* [The request]: Please copy every line of the records below that holds the word "screenshot".

* [Data]:
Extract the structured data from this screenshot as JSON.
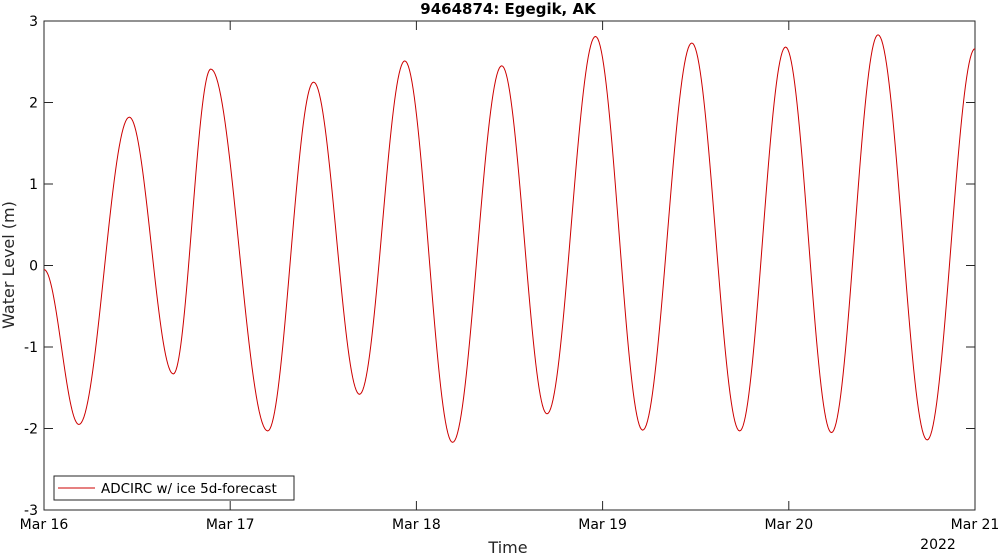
{
  "chart_data": {
    "type": "line",
    "title": "9464874: Egegik, AK",
    "xlabel": "Time",
    "ylabel": "Water Level (m)",
    "x_ticks": [
      "Mar 16",
      "Mar 17",
      "Mar 18",
      "Mar 19",
      "Mar 20",
      "Mar 21"
    ],
    "x_year_label": "2022",
    "x_range_days": [
      0,
      5
    ],
    "ylim": [
      -3,
      3
    ],
    "y_ticks": [
      "-3",
      "-2",
      "-1",
      "0",
      "1",
      "2",
      "3"
    ],
    "grid": false,
    "legend_position": "bottom-left",
    "series": [
      {
        "name": "ADCIRC w/ ice 5d-forecast",
        "color": "#cc0000",
        "extrema": [
          {
            "x": "Mar 16 00:00",
            "y": -0.05
          },
          {
            "x": "Mar 16 04:30",
            "y": -1.95
          },
          {
            "x": "Mar 16 11:00",
            "y": 1.82
          },
          {
            "x": "Mar 16 16:40",
            "y": -1.33
          },
          {
            "x": "Mar 16 21:30",
            "y": 2.41
          },
          {
            "x": "Mar 17 04:50",
            "y": -2.03
          },
          {
            "x": "Mar 17 10:45",
            "y": 2.25
          },
          {
            "x": "Mar 17 16:40",
            "y": -1.58
          },
          {
            "x": "Mar 17 22:30",
            "y": 2.51
          },
          {
            "x": "Mar 18 04:40",
            "y": -2.17
          },
          {
            "x": "Mar 18 11:00",
            "y": 2.45
          },
          {
            "x": "Mar 18 16:50",
            "y": -1.82
          },
          {
            "x": "Mar 18 23:05",
            "y": 2.81
          },
          {
            "x": "Mar 19 05:10",
            "y": -2.02
          },
          {
            "x": "Mar 19 11:30",
            "y": 2.73
          },
          {
            "x": "Mar 19 17:40",
            "y": -2.03
          },
          {
            "x": "Mar 19 23:35",
            "y": 2.68
          },
          {
            "x": "Mar 20 05:30",
            "y": -2.05
          },
          {
            "x": "Mar 20 11:30",
            "y": 2.83
          },
          {
            "x": "Mar 20 17:50",
            "y": -2.14
          },
          {
            "x": "Mar 21 00:00",
            "y": 2.66
          }
        ]
      }
    ]
  }
}
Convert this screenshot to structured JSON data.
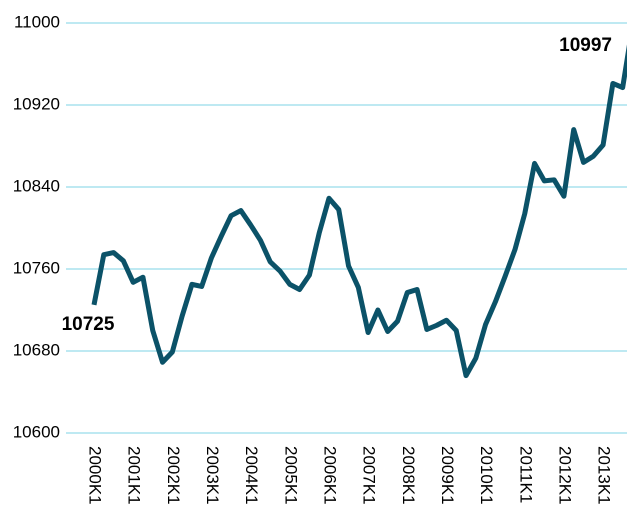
{
  "chart_data": {
    "type": "line",
    "categories": [
      "2000K1",
      null,
      null,
      null,
      "2001K1",
      null,
      null,
      null,
      "2002K1",
      null,
      null,
      null,
      "2003K1",
      null,
      null,
      null,
      "2004K1",
      null,
      null,
      null,
      "2005K1",
      null,
      null,
      null,
      "2006K1",
      null,
      null,
      null,
      "2007K1",
      null,
      null,
      null,
      "2008K1",
      null,
      null,
      null,
      "2009K1",
      null,
      null,
      null,
      "2010K1",
      null,
      null,
      null,
      "2011K1",
      null,
      null,
      null,
      "2012K1",
      null,
      null,
      null,
      "2013K1",
      null,
      null,
      null
    ],
    "values": [
      10725,
      10774,
      10776,
      10768,
      10747,
      10752,
      10700,
      10669,
      10679,
      10714,
      10745,
      10743,
      10771,
      10792,
      10812,
      10817,
      10803,
      10788,
      10767,
      10758,
      10745,
      10740,
      10754,
      10795,
      10829,
      10818,
      10763,
      10742,
      10698,
      10720,
      10699,
      10709,
      10737,
      10740,
      10701,
      10705,
      10710,
      10700,
      10656,
      10673,
      10706,
      10728,
      10753,
      10779,
      10814,
      10863,
      10846,
      10847,
      10831,
      10896,
      10864,
      10870,
      10881,
      10941,
      10937,
      10997
    ],
    "color": "#0b5268",
    "grid_color": "#a8e2ee",
    "ylim": [
      10600,
      11000
    ],
    "yticks": [
      10600,
      10680,
      10760,
      10840,
      10920,
      11000
    ],
    "grid": true,
    "data_labels": "first-last"
  }
}
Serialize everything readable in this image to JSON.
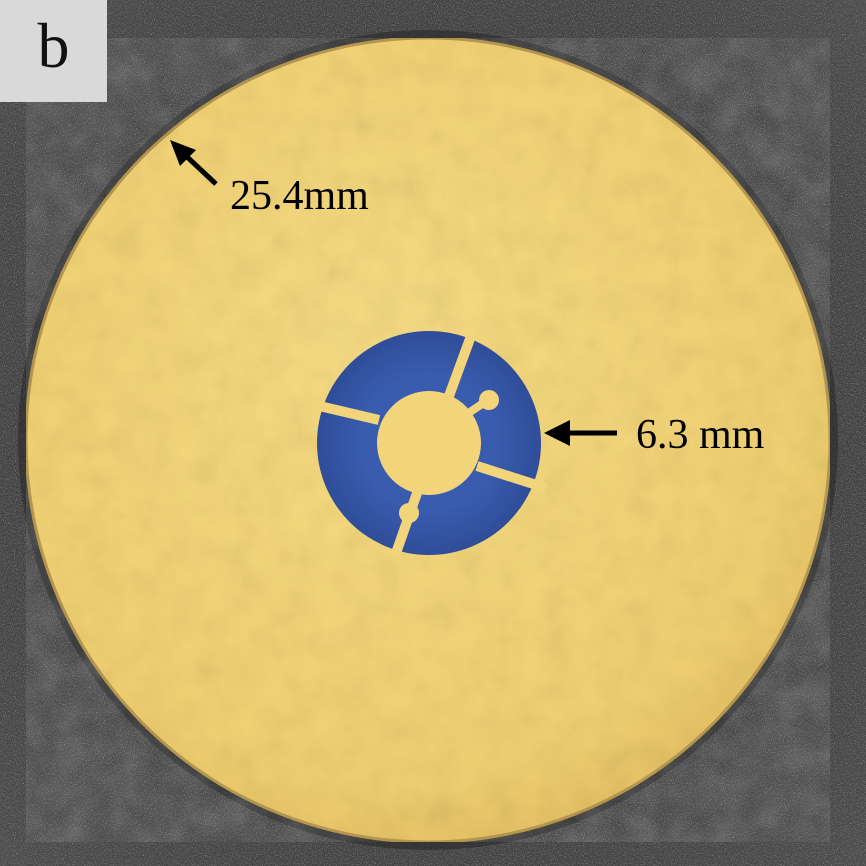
{
  "figure": {
    "panel_label": "b",
    "annotations": {
      "outer_diameter": "25.4mm",
      "inner_diameter": "6.3 mm"
    }
  },
  "colors": {
    "background": "#3b3b3b",
    "disk": "#f2d375",
    "disk_edge": "#c9a95a",
    "aperture_ring": "#3957a8",
    "label_box": "#d9d9d9",
    "text": "#000000"
  },
  "icons": {
    "outer_arrow": "arrow-up-left-icon",
    "inner_arrow": "arrow-left-icon"
  }
}
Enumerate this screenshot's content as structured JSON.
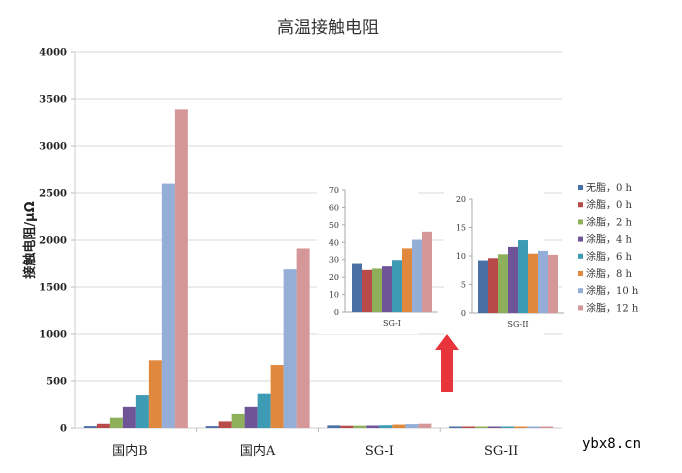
{
  "chart_data": {
    "type": "bar",
    "title": "高温接触电阻",
    "xlabel": "",
    "ylabel": "接触电阻/μΩ",
    "ylim": [
      0,
      4000
    ],
    "yticks": [
      0,
      500,
      1000,
      1500,
      2000,
      2500,
      3000,
      3500,
      4000
    ],
    "grid": true,
    "legend_position": "right",
    "categories": [
      "国内B",
      "国内A",
      "SG-I",
      "SG-II"
    ],
    "series": [
      {
        "name": "无脂，0 h",
        "color": "#4a6fa5",
        "values": [
          20,
          20,
          27.8,
          9.2
        ]
      },
      {
        "name": "涂脂，0 h",
        "color": "#b84a4a",
        "values": [
          45,
          70,
          24.2,
          9.6
        ]
      },
      {
        "name": "涂脂，2 h",
        "color": "#8fb05a",
        "values": [
          110,
          150,
          25,
          10.3
        ]
      },
      {
        "name": "涂脂，4 h",
        "color": "#6f5597",
        "values": [
          225,
          225,
          26.3,
          11.6
        ]
      },
      {
        "name": "涂脂，6 h",
        "color": "#3d9bb3",
        "values": [
          350,
          365,
          29.7,
          12.8
        ]
      },
      {
        "name": "涂脂，8 h",
        "color": "#e0893e",
        "values": [
          720,
          670,
          36.5,
          10.4
        ]
      },
      {
        "name": "涂脂，10 h",
        "color": "#94aed8",
        "values": [
          2600,
          1690,
          41.6,
          10.9
        ]
      },
      {
        "name": "涂脂，12 h",
        "color": "#d59797",
        "values": [
          3390,
          1910,
          46,
          10.2
        ]
      }
    ],
    "insets": [
      {
        "label": "SG-I",
        "ylim": [
          0,
          70
        ],
        "yticks": [
          0,
          10,
          20,
          30,
          40,
          50,
          60,
          70
        ],
        "values": [
          27.8,
          24.2,
          25,
          26.3,
          29.7,
          36.5,
          41.6,
          46
        ]
      },
      {
        "label": "SG-II",
        "ylim": [
          0,
          20
        ],
        "yticks": [
          0,
          5,
          10,
          15,
          20
        ],
        "values": [
          9.2,
          9.6,
          10.3,
          11.6,
          12.8,
          10.4,
          10.9,
          10.2
        ]
      }
    ],
    "annotations": [
      "red upward arrow pointing from SG-I/SG-II bars to insets"
    ]
  },
  "watermark": "ybx8.cn"
}
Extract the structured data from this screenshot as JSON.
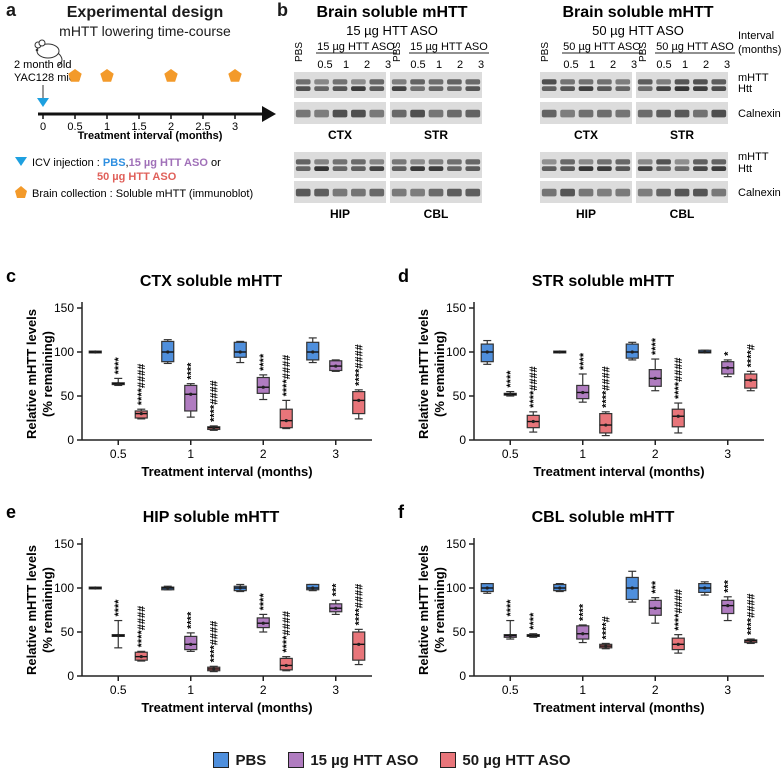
{
  "panel_a": {
    "letter": "a",
    "title": "Experimental design",
    "subtitle": "mHTT lowering time-course",
    "mouse_label": [
      "2 month old",
      "YAC128 mice"
    ],
    "ticks": [
      "0",
      "0.5",
      "1",
      "1.5",
      "2",
      "2.5",
      "3"
    ],
    "collection_timepoints": [
      0.5,
      1,
      2,
      3
    ],
    "axis_label": "Treatment interval (months)",
    "legend_icv_prefix": "ICV injection : ",
    "legend_icv_pbs": "PBS",
    "legend_icv_sep": ",",
    "legend_icv_15": "15 µg HTT ASO",
    "legend_icv_or": " or",
    "legend_icv_50": "50 µg HTT ASO",
    "legend_brain": "Brain collection : Soluble mHTT (immunoblot)",
    "colors": {
      "pbs": "#2f8fe0",
      "aso15": "#a070b8",
      "aso50": "#e0605a",
      "pentagon": "#f39a2a",
      "triangle": "#1ea0e0"
    }
  },
  "panel_b": {
    "letter": "b",
    "blocks": [
      {
        "title1": "Brain soluble mHTT",
        "title2": "15 µg HTT ASO",
        "group_label": "15 µg HTT ASO",
        "regions_top": [
          "CTX",
          "STR"
        ],
        "regions_bottom": [
          "HIP",
          "CBL"
        ]
      },
      {
        "title1": "Brain soluble mHTT",
        "title2": "50 µg HTT ASO",
        "group_label": "50 µg HTT ASO",
        "regions_top": [
          "CTX",
          "STR"
        ],
        "regions_bottom": [
          "HIP",
          "CBL"
        ]
      }
    ],
    "lane_pbs": "PBS",
    "lane_intervals": [
      "0.5",
      "1",
      "2",
      "3"
    ],
    "interval_label": [
      "Interval",
      "(months)"
    ],
    "band_labels_top": [
      "mHTT",
      "Htt"
    ],
    "band_label_calnexin": "Calnexin"
  },
  "legend": {
    "items": [
      {
        "label": "PBS",
        "color": "#4f8fdc"
      },
      {
        "label": "15 µg HTT ASO",
        "color": "#b07cc0"
      },
      {
        "label": "50 µg HTT ASO",
        "color": "#e8757a"
      }
    ]
  },
  "chart_data": [
    {
      "panel": "c",
      "type": "box",
      "title": "CTX soluble mHTT",
      "xlabel": "Treatment interval (months)",
      "ylabel": [
        "Relative mHTT levels",
        "(% remaining)"
      ],
      "categories": [
        "0.5",
        "1",
        "2",
        "3"
      ],
      "ylim": [
        0,
        150
      ],
      "yticks": [
        0,
        50,
        100,
        150
      ],
      "series": [
        {
          "name": "PBS",
          "boxes": [
            {
              "min": 99,
              "q1": 99,
              "med": 100,
              "q3": 101,
              "max": 101
            },
            {
              "min": 87,
              "q1": 89,
              "med": 100,
              "q3": 112,
              "max": 114
            },
            {
              "min": 88,
              "q1": 94,
              "med": 100,
              "q3": 111,
              "max": 112
            },
            {
              "min": 88,
              "q1": 91,
              "med": 100,
              "q3": 111,
              "max": 116
            }
          ]
        },
        {
          "name": "15 µg HTT ASO",
          "boxes": [
            {
              "min": 62,
              "q1": 63,
              "med": 64,
              "q3": 65,
              "max": 70
            },
            {
              "min": 26,
              "q1": 33,
              "med": 52,
              "q3": 62,
              "max": 64
            },
            {
              "min": 46,
              "q1": 53,
              "med": 60,
              "q3": 71,
              "max": 74
            },
            {
              "min": 78,
              "q1": 79,
              "med": 84,
              "q3": 90,
              "max": 91
            }
          ]
        },
        {
          "name": "50 µg HTT ASO",
          "boxes": [
            {
              "min": 24,
              "q1": 25,
              "med": 30,
              "q3": 33,
              "max": 35
            },
            {
              "min": 11,
              "q1": 12,
              "med": 14,
              "q3": 15,
              "max": 16
            },
            {
              "min": 13,
              "q1": 14,
              "med": 22,
              "q3": 35,
              "max": 45
            },
            {
              "min": 24,
              "q1": 30,
              "med": 45,
              "q3": 55,
              "max": 57
            }
          ]
        }
      ],
      "annotations": [
        [
          "",
          "****",
          "****####"
        ],
        [
          "",
          "****",
          "****####"
        ],
        [
          "",
          "****",
          "****####"
        ],
        [
          "",
          "",
          "****####"
        ]
      ]
    },
    {
      "panel": "d",
      "type": "box",
      "title": "STR soluble mHTT",
      "xlabel": "Treatment interval (months)",
      "ylabel": [
        "Relative mHTT levels",
        "(% remaining)"
      ],
      "categories": [
        "0.5",
        "1",
        "2",
        "3"
      ],
      "ylim": [
        0,
        150
      ],
      "yticks": [
        0,
        50,
        100,
        150
      ],
      "series": [
        {
          "name": "PBS",
          "boxes": [
            {
              "min": 86,
              "q1": 89,
              "med": 100,
              "q3": 109,
              "max": 113
            },
            {
              "min": 99,
              "q1": 99,
              "med": 100,
              "q3": 101,
              "max": 101
            },
            {
              "min": 91,
              "q1": 93,
              "med": 100,
              "q3": 109,
              "max": 111
            },
            {
              "min": 99,
              "q1": 99,
              "med": 100,
              "q3": 102,
              "max": 102
            }
          ]
        },
        {
          "name": "15 µg HTT ASO",
          "boxes": [
            {
              "min": 50,
              "q1": 51,
              "med": 52,
              "q3": 53,
              "max": 55
            },
            {
              "min": 43,
              "q1": 47,
              "med": 54,
              "q3": 62,
              "max": 75
            },
            {
              "min": 56,
              "q1": 61,
              "med": 70,
              "q3": 80,
              "max": 92
            },
            {
              "min": 72,
              "q1": 75,
              "med": 82,
              "q3": 89,
              "max": 91
            }
          ]
        },
        {
          "name": "50 µg HTT ASO",
          "boxes": [
            {
              "min": 9,
              "q1": 14,
              "med": 21,
              "q3": 28,
              "max": 32
            },
            {
              "min": 5,
              "q1": 8,
              "med": 17,
              "q3": 30,
              "max": 32
            },
            {
              "min": 8,
              "q1": 15,
              "med": 27,
              "q3": 35,
              "max": 42
            },
            {
              "min": 56,
              "q1": 59,
              "med": 68,
              "q3": 75,
              "max": 78
            }
          ]
        }
      ],
      "annotations": [
        [
          "",
          "****",
          "****####"
        ],
        [
          "",
          "****",
          "****####"
        ],
        [
          "",
          "****",
          "****####"
        ],
        [
          "",
          "*",
          "****#"
        ]
      ]
    },
    {
      "panel": "e",
      "type": "box",
      "title": "HIP soluble mHTT",
      "xlabel": "Treatment interval (months)",
      "ylabel": [
        "Relative mHTT levels",
        "(% remaining)"
      ],
      "categories": [
        "0.5",
        "1",
        "2",
        "3"
      ],
      "ylim": [
        0,
        150
      ],
      "yticks": [
        0,
        50,
        100,
        150
      ],
      "series": [
        {
          "name": "PBS",
          "boxes": [
            {
              "min": 99,
              "q1": 99,
              "med": 100,
              "q3": 101,
              "max": 101
            },
            {
              "min": 98,
              "q1": 98,
              "med": 100,
              "q3": 101,
              "max": 102
            },
            {
              "min": 96,
              "q1": 97,
              "med": 100,
              "q3": 102,
              "max": 104
            },
            {
              "min": 97,
              "q1": 98,
              "med": 100,
              "q3": 104,
              "max": 104
            }
          ]
        },
        {
          "name": "15 µg HTT ASO",
          "boxes": [
            {
              "min": 32,
              "q1": 45,
              "med": 46,
              "q3": 47,
              "max": 63
            },
            {
              "min": 28,
              "q1": 30,
              "med": 36,
              "q3": 45,
              "max": 49
            },
            {
              "min": 50,
              "q1": 55,
              "med": 60,
              "q3": 66,
              "max": 70
            },
            {
              "min": 70,
              "q1": 73,
              "med": 77,
              "q3": 82,
              "max": 86
            }
          ]
        },
        {
          "name": "50 µg HTT ASO",
          "boxes": [
            {
              "min": 17,
              "q1": 18,
              "med": 22,
              "q3": 27,
              "max": 28
            },
            {
              "min": 5,
              "q1": 6,
              "med": 8,
              "q3": 10,
              "max": 11
            },
            {
              "min": 6,
              "q1": 7,
              "med": 12,
              "q3": 20,
              "max": 22
            },
            {
              "min": 13,
              "q1": 18,
              "med": 36,
              "q3": 50,
              "max": 53
            }
          ]
        }
      ],
      "annotations": [
        [
          "",
          "****",
          "****####"
        ],
        [
          "",
          "****",
          "****####"
        ],
        [
          "",
          "****",
          "****####"
        ],
        [
          "",
          "***",
          "****####"
        ]
      ]
    },
    {
      "panel": "f",
      "type": "box",
      "title": "CBL soluble mHTT",
      "xlabel": "Treatment interval (months)",
      "ylabel": [
        "Relative mHTT levels",
        "(% remaining)"
      ],
      "categories": [
        "0.5",
        "1",
        "2",
        "3"
      ],
      "ylim": [
        0,
        150
      ],
      "yticks": [
        0,
        50,
        100,
        150
      ],
      "series": [
        {
          "name": "PBS",
          "boxes": [
            {
              "min": 94,
              "q1": 96,
              "med": 100,
              "q3": 105,
              "max": 105
            },
            {
              "min": 96,
              "q1": 97,
              "med": 100,
              "q3": 104,
              "max": 105
            },
            {
              "min": 84,
              "q1": 87,
              "med": 100,
              "q3": 112,
              "max": 119
            },
            {
              "min": 92,
              "q1": 95,
              "med": 100,
              "q3": 105,
              "max": 107
            }
          ]
        },
        {
          "name": "15 µg HTT ASO",
          "boxes": [
            {
              "min": 42,
              "q1": 44,
              "med": 46,
              "q3": 47,
              "max": 63
            },
            {
              "min": 38,
              "q1": 42,
              "med": 48,
              "q3": 57,
              "max": 58
            },
            {
              "min": 60,
              "q1": 69,
              "med": 77,
              "q3": 86,
              "max": 89
            },
            {
              "min": 63,
              "q1": 71,
              "med": 80,
              "q3": 86,
              "max": 90
            }
          ]
        },
        {
          "name": "50 µg HTT ASO",
          "boxes": [
            {
              "min": 44,
              "q1": 45,
              "med": 46,
              "q3": 47,
              "max": 48
            },
            {
              "min": 31,
              "q1": 32,
              "med": 34,
              "q3": 36,
              "max": 37
            },
            {
              "min": 26,
              "q1": 30,
              "med": 36,
              "q3": 43,
              "max": 47
            },
            {
              "min": 37,
              "q1": 38,
              "med": 40,
              "q3": 41,
              "max": 42
            }
          ]
        }
      ],
      "annotations": [
        [
          "",
          "****",
          "****"
        ],
        [
          "",
          "****",
          "****#"
        ],
        [
          "",
          "***",
          "****####"
        ],
        [
          "",
          "***",
          "****####"
        ]
      ]
    }
  ]
}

* [Solution to this task]:
Extract the structured data from this screenshot as JSON.
Convert this screenshot to structured JSON data.
Enumerate this screenshot's content as structured JSON.
Extract the structured data from this screenshot as JSON.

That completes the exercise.